■ **Yang Dikerjakan**
1) Tuliskan kembali bagian ulasan Kamen Rider di bawah ini antara "Episode pertamanya saja" dan "selalu sial itu.", kedua ujungnya ikut disertakan.
2) Jawab pertanyaan berikut berdasarkan ulasan Kamen Rider di bawah ini.
(a) Sejak kapan seri yang diulas mulai tayang di Jepang?
(b) Berapa menit kira-kira durasi episode pertamanya?
(c) Apa nama musuh di serial ini?

■ **Teks yang Diberikan**
Beberapa waktu yang lalu (tepatnya sebelum masuk mapro…ouwh, satu setengah tahun sudah berlalu ternyata), saya kepikiran nulis review tentang kamen rider heisei mulai kabuto sampe decade dilihat dari beberapa poin, tapi karena kesibukan akhirnya jadi terbengkalai  -__-

It’s ok.. yang penting adalah kali ini saya akan mengulas seri terbaru yaitu Kamen Rider 000 (baca: Os) yang mulai tayang di Jepang sejak September 2010 lalu. Karena saya akan mengulas dari sudut pandang saya pribadi sebagai penonton cewek dan calon Psikolog (amin), jadi memang sengaja engga baca sumber dari mana pun, hihihi… *sersan gitu deh a.k.a serius tapi santai…* >> agak sebel kalo baca animonster, kamen rider masuk kategori B-side alias boys side T_T

Episode pertamanya saja sudah jadi episode yang saya puter berkali-kali. Ada beberapa alasan memang. Pertama, saya heran episode berdurasi 23 menitan itu ceritanya sarat dengan makna dan sangat berbobot, mampu menyajikan alur yang cukup bisa dipahami, tapi juga jadi penentu rasa penasaran terhadap episode berikutnya. Kedua, yang langka adalah momen saat henshin itu ada lagunya *TaToBa,, TaToBa, TaToBa*.. adegan ini beneran bikin ngakak walopun engga sampe guling-guling. Ketiga, wajah pemerannya itu lhoooo, cupu banget! Saya jadi teringat kamen rider den-o yang lugu dan selalu sial itu.

Lanjuuuut,, setelah nonton episode 2, 3, 4, dan seterusnya baru keliatan deh polanya seperti apa…
Karena yang jadi obyek adalah manusia, pastinya juga berlandaskan atas sifat dasar manusia. Sifat manusia yang menonjol di cerita ini adalah manusia yang mempunyai keinginan. Sou desu, engga ada yang salah dengan punya keinginan, untuk survive manusia harus punya keinginan, untuk sukses dia harus punya mimpi. Tapii,, sejauh manakah keinginan ini menguasai manusia. Dakara sa, manusia-manusia yang menjadi sasaran Greed (musuh di serial ini) adalah yang berlebihan dalam memiliki keinginan. Dimana-mana yang namanya berlebihan juga engga baik kan?
Misalnya, episode pertama dan kedua tentang keinginan memiliki harta sampe2 menghalalkan segala cara termasuk mencuri, bahkan sekujur tubuh udah penuh dengan perban pun masih punya keinginan merampok bank.

Baris dari dataset tata letak:

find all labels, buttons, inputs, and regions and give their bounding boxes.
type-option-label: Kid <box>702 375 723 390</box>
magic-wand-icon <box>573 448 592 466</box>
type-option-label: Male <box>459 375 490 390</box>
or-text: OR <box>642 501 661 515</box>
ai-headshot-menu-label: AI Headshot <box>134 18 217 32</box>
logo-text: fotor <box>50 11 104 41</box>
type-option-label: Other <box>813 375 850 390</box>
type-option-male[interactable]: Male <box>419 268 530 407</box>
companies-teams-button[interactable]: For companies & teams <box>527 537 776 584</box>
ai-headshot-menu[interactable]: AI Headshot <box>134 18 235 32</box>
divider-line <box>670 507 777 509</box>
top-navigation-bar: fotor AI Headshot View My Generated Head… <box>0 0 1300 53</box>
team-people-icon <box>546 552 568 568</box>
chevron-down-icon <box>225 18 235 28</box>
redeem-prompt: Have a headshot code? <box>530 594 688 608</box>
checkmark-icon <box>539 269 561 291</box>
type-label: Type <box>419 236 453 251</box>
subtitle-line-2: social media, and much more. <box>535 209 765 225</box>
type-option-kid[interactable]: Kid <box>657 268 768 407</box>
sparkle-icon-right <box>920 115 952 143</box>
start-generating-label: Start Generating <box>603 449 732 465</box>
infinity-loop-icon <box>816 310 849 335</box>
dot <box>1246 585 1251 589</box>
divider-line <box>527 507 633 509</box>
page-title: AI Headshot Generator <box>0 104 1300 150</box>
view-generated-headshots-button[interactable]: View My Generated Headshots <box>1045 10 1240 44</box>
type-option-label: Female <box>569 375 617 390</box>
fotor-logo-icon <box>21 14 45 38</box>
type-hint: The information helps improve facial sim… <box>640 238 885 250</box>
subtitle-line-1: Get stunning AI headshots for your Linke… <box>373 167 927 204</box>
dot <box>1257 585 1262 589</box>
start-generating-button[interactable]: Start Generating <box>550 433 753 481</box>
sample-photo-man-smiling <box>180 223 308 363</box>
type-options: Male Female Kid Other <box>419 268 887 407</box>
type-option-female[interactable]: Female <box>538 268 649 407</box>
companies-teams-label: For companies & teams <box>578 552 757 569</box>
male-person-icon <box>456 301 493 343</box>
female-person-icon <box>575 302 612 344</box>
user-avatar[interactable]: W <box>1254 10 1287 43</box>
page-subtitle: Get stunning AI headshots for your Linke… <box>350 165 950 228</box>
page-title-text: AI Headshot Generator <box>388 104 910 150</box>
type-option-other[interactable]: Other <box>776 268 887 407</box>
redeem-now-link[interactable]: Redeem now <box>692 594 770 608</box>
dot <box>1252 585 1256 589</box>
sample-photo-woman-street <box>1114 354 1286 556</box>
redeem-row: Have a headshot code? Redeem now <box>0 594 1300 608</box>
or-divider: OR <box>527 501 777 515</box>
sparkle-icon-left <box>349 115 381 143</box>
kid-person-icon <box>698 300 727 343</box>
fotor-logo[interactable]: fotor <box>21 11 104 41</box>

■ **Jawaban**
1)
Episode pertamanya saja sudah jadi episode yang saya puter berkali-kali. Ada beberapa alasan memang. Pertama, saya heran episode berdurasi 23 menitan itu ceritanya sarat dengan makna dan sangat berbobot, mampu menyajikan alur yang cukup bisa dipahami, tapi juga jadi penentu rasa penasaran terhadap episode berikutnya. Kedua, yang langka adalah momen saat henshin itu ada lagunya *TaToBa,, TaToBa, TaToBa*.. adegan ini beneran bikin ngakak walopun engga sampe guling-guling. Ketiga, wajah pemerannya itu lhoooo, cupu banget! Saya jadi teringat kamen rider den-o yang lugu dan selalu sial itu.

2)
(a) Sejak September 2010.
(b) Sekitar 23 menit.
(c) Greed.